_TASK REQUIREMENTS_:
1. In the real estate excerpt, which index does the Chicago Mercantile Exchange use for each city in its housing futures market?
2. Duplicate a passage from the real estate excerpt: begin at the words "Hedge your housing", and stop after "the futures market.".
3. Based on the real estate excerpt, answer yes or no to each statement and quote the words that settle it: (a) Inman News added a blog category to its annual awards in July. (b) Existing-home sales in October were above the October 2005 level. (c) Trading on housing futures contracts began in May.

Real estate blogoshere comes to life. Real estate blogs really took off this year, with more solo agents getting into the mix and more blogging on collaborative sites. The weekly Real Estate Blog Carnival was born (thanks to Zillow for initiating this) and has picked up steam in its more than 20 weeks going strong. The blog carnival convenes at a new host blog each week where the blog publisher chooses the best posts of the week and displays them for real estate blog junkies to enjoy. Also, Inman News added the “Most Innovative Blog” category to the annual Inman Innovator Awards in July.

Year of market correction: Home sales decline, and decline again. Major market change hit the real estate industry in 2006. Inventory increased substantially in many markets and home builders started seeing their home orders decline and cancellations rise. The rate of existing-home sales ended a six-month slide and rose 0.5 percent in October compared to September, but remained 11.5 percent below the October 2005 level, according to the National Association of Realtors.

Home-price growth also cooled in many markets. Nationwide home-price appreciation in the third quarter was 0.86 percent, or an annualized rate of 3.45 percent — the lowest since the second quarter of 1998, according to the Office of Federal Housing Enterprise Oversight. That compares to a 5.1 percent annual appreciation rate in the second quarter of 2006. Nationwide, home prices were up 7.7 percent in the last 12 months.

Hedge your housing bets. The Chicago Mercantile Exchange officially launched trading on housing futures contracts in May, allowing people to invest in the residential real estate market without actually owning property. Futures contracts currently are available for Boston, Chicago, Denver, Las Vegas, Los Angeles, Miami, New York, San Diego, San Francisco and Washington, D.C., and the Merc uses the S&P/Case-Shiller Home Price Index for each city in the futures market.

_SOURCE INFORMATION_:
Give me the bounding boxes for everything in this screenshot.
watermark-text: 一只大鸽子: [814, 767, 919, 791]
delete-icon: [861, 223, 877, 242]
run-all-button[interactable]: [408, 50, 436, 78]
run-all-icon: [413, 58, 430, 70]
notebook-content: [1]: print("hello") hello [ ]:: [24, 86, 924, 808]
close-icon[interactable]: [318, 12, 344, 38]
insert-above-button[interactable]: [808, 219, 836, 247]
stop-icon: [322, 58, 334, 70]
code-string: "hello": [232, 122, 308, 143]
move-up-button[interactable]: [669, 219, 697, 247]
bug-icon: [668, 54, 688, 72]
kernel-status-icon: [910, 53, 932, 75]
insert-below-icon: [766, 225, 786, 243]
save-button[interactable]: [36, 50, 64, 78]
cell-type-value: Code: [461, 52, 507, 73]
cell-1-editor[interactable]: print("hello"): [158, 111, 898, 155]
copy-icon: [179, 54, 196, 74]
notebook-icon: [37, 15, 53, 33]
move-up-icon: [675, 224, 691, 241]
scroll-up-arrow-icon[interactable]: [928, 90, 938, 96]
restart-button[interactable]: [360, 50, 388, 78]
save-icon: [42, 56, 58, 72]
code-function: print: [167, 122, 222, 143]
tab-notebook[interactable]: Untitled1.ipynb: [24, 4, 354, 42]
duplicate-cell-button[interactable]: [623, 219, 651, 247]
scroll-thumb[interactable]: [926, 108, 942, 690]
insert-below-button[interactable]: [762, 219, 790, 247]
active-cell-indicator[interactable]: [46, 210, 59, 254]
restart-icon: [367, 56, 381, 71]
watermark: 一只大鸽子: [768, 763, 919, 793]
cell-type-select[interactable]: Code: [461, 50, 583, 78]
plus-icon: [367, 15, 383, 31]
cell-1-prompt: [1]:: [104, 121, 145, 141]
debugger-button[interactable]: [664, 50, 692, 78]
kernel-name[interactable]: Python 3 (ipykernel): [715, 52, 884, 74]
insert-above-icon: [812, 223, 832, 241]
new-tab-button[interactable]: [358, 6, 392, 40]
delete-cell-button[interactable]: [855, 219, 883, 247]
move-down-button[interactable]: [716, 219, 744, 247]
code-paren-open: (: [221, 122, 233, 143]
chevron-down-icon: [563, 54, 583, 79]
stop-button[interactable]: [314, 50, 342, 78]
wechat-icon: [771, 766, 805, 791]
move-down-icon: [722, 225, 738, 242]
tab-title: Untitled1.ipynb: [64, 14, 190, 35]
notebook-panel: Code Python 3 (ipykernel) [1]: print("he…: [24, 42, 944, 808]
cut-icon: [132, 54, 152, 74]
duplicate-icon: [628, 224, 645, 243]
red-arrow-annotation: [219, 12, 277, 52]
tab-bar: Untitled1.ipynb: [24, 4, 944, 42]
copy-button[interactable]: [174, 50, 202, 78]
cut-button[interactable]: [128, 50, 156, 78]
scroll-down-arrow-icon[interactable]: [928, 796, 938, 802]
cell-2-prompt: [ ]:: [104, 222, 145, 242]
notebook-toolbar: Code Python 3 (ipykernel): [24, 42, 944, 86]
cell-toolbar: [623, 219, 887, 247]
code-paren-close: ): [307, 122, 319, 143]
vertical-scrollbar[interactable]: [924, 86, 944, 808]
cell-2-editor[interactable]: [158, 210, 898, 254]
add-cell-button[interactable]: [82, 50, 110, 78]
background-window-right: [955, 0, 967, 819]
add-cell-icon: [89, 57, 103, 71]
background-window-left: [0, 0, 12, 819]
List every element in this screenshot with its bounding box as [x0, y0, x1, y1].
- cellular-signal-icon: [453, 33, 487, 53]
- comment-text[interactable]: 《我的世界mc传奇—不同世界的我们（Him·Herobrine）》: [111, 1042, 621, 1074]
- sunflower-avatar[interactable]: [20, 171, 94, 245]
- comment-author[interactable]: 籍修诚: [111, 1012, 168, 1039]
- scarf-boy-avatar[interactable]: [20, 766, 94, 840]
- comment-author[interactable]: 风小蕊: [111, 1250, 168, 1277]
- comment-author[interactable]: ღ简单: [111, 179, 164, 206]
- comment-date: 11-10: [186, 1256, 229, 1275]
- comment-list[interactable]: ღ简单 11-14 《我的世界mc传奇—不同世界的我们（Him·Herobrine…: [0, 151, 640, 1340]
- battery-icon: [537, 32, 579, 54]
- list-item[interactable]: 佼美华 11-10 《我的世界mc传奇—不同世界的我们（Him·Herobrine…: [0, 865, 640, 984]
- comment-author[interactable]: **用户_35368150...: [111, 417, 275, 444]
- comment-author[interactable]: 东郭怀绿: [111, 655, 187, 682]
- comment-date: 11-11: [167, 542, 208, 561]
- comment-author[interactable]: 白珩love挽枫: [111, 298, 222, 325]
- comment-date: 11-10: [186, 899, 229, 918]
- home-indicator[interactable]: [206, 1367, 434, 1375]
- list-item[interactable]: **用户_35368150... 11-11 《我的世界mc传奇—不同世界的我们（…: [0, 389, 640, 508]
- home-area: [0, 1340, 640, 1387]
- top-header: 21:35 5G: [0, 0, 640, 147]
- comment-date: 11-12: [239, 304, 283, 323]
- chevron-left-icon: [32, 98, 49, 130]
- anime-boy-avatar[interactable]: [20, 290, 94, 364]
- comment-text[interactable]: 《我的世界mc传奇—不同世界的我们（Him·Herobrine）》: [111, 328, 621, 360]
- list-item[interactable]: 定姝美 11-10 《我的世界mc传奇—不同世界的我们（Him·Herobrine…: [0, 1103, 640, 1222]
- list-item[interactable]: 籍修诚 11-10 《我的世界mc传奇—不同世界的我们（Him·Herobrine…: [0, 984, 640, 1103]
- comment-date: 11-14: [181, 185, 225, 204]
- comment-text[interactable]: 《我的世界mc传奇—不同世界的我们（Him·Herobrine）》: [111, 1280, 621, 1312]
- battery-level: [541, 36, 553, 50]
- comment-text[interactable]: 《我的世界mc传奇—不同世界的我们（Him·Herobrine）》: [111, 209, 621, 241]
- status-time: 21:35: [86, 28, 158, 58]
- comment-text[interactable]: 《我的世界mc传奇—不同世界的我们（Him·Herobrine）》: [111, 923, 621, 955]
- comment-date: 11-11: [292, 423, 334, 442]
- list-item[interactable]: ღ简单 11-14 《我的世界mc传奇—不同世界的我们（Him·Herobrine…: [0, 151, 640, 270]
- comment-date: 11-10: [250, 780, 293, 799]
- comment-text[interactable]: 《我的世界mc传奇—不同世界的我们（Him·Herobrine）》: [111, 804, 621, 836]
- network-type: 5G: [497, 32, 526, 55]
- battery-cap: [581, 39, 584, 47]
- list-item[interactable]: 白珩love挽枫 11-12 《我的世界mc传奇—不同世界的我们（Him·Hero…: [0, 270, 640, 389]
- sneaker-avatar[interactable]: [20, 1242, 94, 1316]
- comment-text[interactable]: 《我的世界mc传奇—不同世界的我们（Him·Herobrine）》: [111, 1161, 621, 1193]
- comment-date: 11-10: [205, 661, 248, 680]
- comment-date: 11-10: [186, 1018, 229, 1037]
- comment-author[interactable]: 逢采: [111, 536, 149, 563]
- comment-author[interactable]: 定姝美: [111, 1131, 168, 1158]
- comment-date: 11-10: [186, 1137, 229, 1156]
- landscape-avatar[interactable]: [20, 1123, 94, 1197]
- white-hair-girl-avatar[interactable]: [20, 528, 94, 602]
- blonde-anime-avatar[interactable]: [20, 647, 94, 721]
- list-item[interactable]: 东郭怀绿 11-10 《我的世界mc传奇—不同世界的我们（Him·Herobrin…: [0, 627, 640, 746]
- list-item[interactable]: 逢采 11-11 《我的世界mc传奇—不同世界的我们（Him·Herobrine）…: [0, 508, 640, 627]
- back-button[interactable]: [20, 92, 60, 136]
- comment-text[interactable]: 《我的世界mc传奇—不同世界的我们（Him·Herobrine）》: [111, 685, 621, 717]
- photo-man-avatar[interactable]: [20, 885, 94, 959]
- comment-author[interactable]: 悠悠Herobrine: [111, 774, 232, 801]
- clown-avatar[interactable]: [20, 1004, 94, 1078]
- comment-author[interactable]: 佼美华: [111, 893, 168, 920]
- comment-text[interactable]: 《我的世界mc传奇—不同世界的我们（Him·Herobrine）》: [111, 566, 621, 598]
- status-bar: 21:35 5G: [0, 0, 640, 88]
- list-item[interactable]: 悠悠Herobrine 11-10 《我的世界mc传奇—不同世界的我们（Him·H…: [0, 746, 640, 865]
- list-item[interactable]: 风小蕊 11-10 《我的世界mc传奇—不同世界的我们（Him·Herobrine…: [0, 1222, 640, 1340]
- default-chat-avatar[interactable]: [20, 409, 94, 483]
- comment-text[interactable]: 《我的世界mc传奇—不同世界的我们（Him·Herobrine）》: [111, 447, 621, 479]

_PROBLEM SOLUTIONS_:
1. The S&P/Case-Shiller Home Price Index.

2.
Hedge your housing bets. The Chicago Mercantile Exchange officially launched trading on housing futures contracts in May, allowing people to invest in the residential real estate market without actually owning property. Futures contracts currently are available for Boston, Chicago, Denver, Las Vegas, Los Angeles, Miami, New York, San Diego, San Francisco and Washington, D.C., and the Merc uses the S&P/Case-Shiller Home Price Index for each city in the futures market.

3.
(a) Yes: "Inman News added the “Most Innovative Blog” category to the annual Inman Innovator Awards in July"
(b) No: "remained 11.5 percent below the October 2005 level"
(c) Yes: "officially launched trading on housing futures contracts in May"